Collected data entries:

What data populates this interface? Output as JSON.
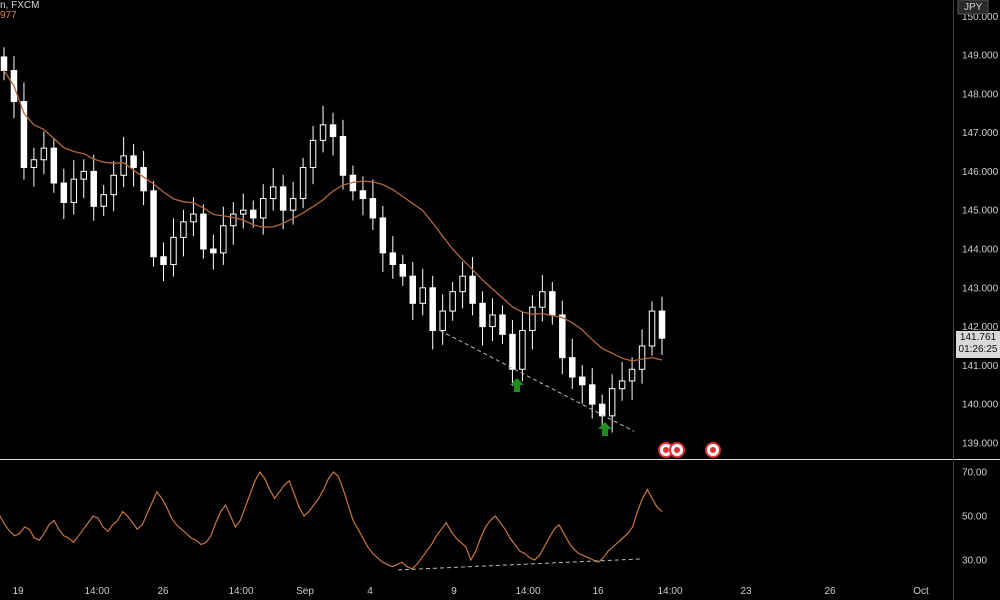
{
  "header": {
    "symbol_text": "n, FXCM",
    "ma_value_text": "977",
    "currency_badge": "JPY",
    "top_partial": "150.000"
  },
  "colors": {
    "background": "#000000",
    "candle": "#ffffff",
    "moving_average": "#b5673a",
    "oscillator": "#c8763e",
    "trend_dashed": "#bbbbbb",
    "arrow": "#1e8c1e",
    "axis_text": "#cfcfcf",
    "separator": "#e0e0e0"
  },
  "price_axis": {
    "ticks": [
      "149.000",
      "148.000",
      "147.000",
      "146.000",
      "145.000",
      "144.000",
      "143.000",
      "142.000",
      "141.000",
      "140.000",
      "139.000"
    ],
    "current_price": "141.761",
    "countdown": "01:26:25"
  },
  "oscillator_axis": {
    "ticks": [
      "70.00",
      "50.00",
      "30.00"
    ]
  },
  "time_axis": {
    "ticks": [
      "19",
      "14:00",
      "26",
      "14:00",
      "Sep",
      "4",
      "9",
      "14:00",
      "16",
      "14:00",
      "23",
      "26",
      "Oct"
    ]
  },
  "chart_data": [
    {
      "type": "candlestick",
      "series_unit": "JPY",
      "ylim": [
        138.6,
        150.5
      ],
      "close": [
        148.6,
        147.8,
        146.1,
        146.3,
        146.6,
        145.7,
        145.2,
        145.8,
        146.0,
        145.1,
        145.4,
        145.9,
        146.4,
        146.1,
        145.5,
        143.8,
        143.6,
        144.3,
        144.7,
        144.9,
        144.0,
        143.9,
        144.6,
        144.9,
        145.0,
        144.8,
        145.3,
        145.6,
        145.0,
        145.3,
        146.1,
        146.8,
        147.2,
        146.9,
        145.9,
        145.5,
        145.3,
        144.8,
        143.9,
        143.6,
        143.3,
        142.6,
        143.0,
        141.9,
        142.4,
        142.9,
        143.3,
        142.6,
        142.0,
        142.3,
        141.8,
        140.9,
        141.9,
        142.5,
        142.9,
        142.3,
        141.2,
        140.7,
        140.5,
        140.0,
        139.7,
        140.4,
        140.6,
        140.9,
        141.5,
        142.4,
        141.7
      ],
      "ma_value_range": [
        139.0,
        150.0
      ],
      "trendline": {
        "from_price": 141.9,
        "to_price": 139.3
      },
      "markers": [
        "arrow-up",
        "arrow-up"
      ]
    },
    {
      "type": "line",
      "ylim": [
        22,
        78
      ],
      "values": [
        50,
        46,
        43,
        41,
        42,
        45,
        44,
        40,
        39,
        42,
        46,
        48,
        44,
        41,
        40,
        38,
        41,
        44,
        47,
        50,
        49,
        45,
        43,
        46,
        48,
        52,
        50,
        47,
        44,
        46,
        51,
        56,
        61,
        58,
        54,
        49,
        46,
        44,
        42,
        40,
        39,
        37,
        38,
        41,
        47,
        52,
        55,
        50,
        45,
        48,
        54,
        60,
        66,
        70,
        67,
        62,
        58,
        61,
        64,
        66,
        60,
        54,
        50,
        52,
        55,
        58,
        62,
        67,
        70,
        68,
        62,
        55,
        48,
        44,
        40,
        36,
        33,
        31,
        29,
        28,
        27,
        28,
        29,
        27,
        26,
        28,
        31,
        34,
        37,
        41,
        44,
        47,
        43,
        40,
        38,
        36,
        30,
        34,
        40,
        45,
        48,
        50,
        47,
        44,
        40,
        37,
        34,
        33,
        31,
        30,
        32,
        36,
        40,
        44,
        46,
        42,
        38,
        35,
        33,
        32,
        31,
        30,
        29,
        31,
        34,
        36,
        38,
        40,
        42,
        45,
        52,
        58,
        62,
        58,
        54,
        52
      ]
    }
  ]
}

To do:
Leave out every picture and copy the rest of the records exactly.

Task response:
What data populates this interface? Output as JSON.
{
  "header": {
    "symbol_text": "n, FXCM",
    "ma_value_text": "977",
    "currency_badge": "JPY",
    "top_partial": "150.000"
  },
  "colors": {
    "background": "#000000",
    "candle": "#ffffff",
    "moving_average": "#b5673a",
    "oscillator": "#c8763e",
    "trend_dashed": "#bbbbbb",
    "arrow": "#1e8c1e",
    "axis_text": "#cfcfcf",
    "separator": "#e0e0e0"
  },
  "price_axis": {
    "ticks": [
      "149.000",
      "148.000",
      "147.000",
      "146.000",
      "145.000",
      "144.000",
      "143.000",
      "142.000",
      "141.000",
      "140.000",
      "139.000"
    ],
    "current_price": "141.761",
    "countdown": "01:26:25"
  },
  "oscillator_axis": {
    "ticks": [
      "70.00",
      "50.00",
      "30.00"
    ]
  },
  "time_axis": {
    "ticks": [
      "19",
      "14:00",
      "26",
      "14:00",
      "Sep",
      "4",
      "9",
      "14:00",
      "16",
      "14:00",
      "23",
      "26",
      "Oct"
    ]
  },
  "chart_data": [
    {
      "type": "candlestick",
      "series_unit": "JPY",
      "ylim": [
        138.6,
        150.5
      ],
      "close": [
        148.6,
        147.8,
        146.1,
        146.3,
        146.6,
        145.7,
        145.2,
        145.8,
        146.0,
        145.1,
        145.4,
        145.9,
        146.4,
        146.1,
        145.5,
        143.8,
        143.6,
        144.3,
        144.7,
        144.9,
        144.0,
        143.9,
        144.6,
        144.9,
        145.0,
        144.8,
        145.3,
        145.6,
        145.0,
        145.3,
        146.1,
        146.8,
        147.2,
        146.9,
        145.9,
        145.5,
        145.3,
        144.8,
        143.9,
        143.6,
        143.3,
        142.6,
        143.0,
        141.9,
        142.4,
        142.9,
        143.3,
        142.6,
        142.0,
        142.3,
        141.8,
        140.9,
        141.9,
        142.5,
        142.9,
        142.3,
        141.2,
        140.7,
        140.5,
        140.0,
        139.7,
        140.4,
        140.6,
        140.9,
        141.5,
        142.4,
        141.7
      ],
      "ma_value_range": [
        139.0,
        150.0
      ],
      "trendline": {
        "from_price": 141.9,
        "to_price": 139.3
      },
      "markers": [
        "arrow-up",
        "arrow-up"
      ]
    },
    {
      "type": "line",
      "ylim": [
        22,
        78
      ],
      "values": [
        50,
        46,
        43,
        41,
        42,
        45,
        44,
        40,
        39,
        42,
        46,
        48,
        44,
        41,
        40,
        38,
        41,
        44,
        47,
        50,
        49,
        45,
        43,
        46,
        48,
        52,
        50,
        47,
        44,
        46,
        51,
        56,
        61,
        58,
        54,
        49,
        46,
        44,
        42,
        40,
        39,
        37,
        38,
        41,
        47,
        52,
        55,
        50,
        45,
        48,
        54,
        60,
        66,
        70,
        67,
        62,
        58,
        61,
        64,
        66,
        60,
        54,
        50,
        52,
        55,
        58,
        62,
        67,
        70,
        68,
        62,
        55,
        48,
        44,
        40,
        36,
        33,
        31,
        29,
        28,
        27,
        28,
        29,
        27,
        26,
        28,
        31,
        34,
        37,
        41,
        44,
        47,
        43,
        40,
        38,
        36,
        30,
        34,
        40,
        45,
        48,
        50,
        47,
        44,
        40,
        37,
        34,
        33,
        31,
        30,
        32,
        36,
        40,
        44,
        46,
        42,
        38,
        35,
        33,
        32,
        31,
        30,
        29,
        31,
        34,
        36,
        38,
        40,
        42,
        45,
        52,
        58,
        62,
        58,
        54,
        52
      ]
    }
  ]
}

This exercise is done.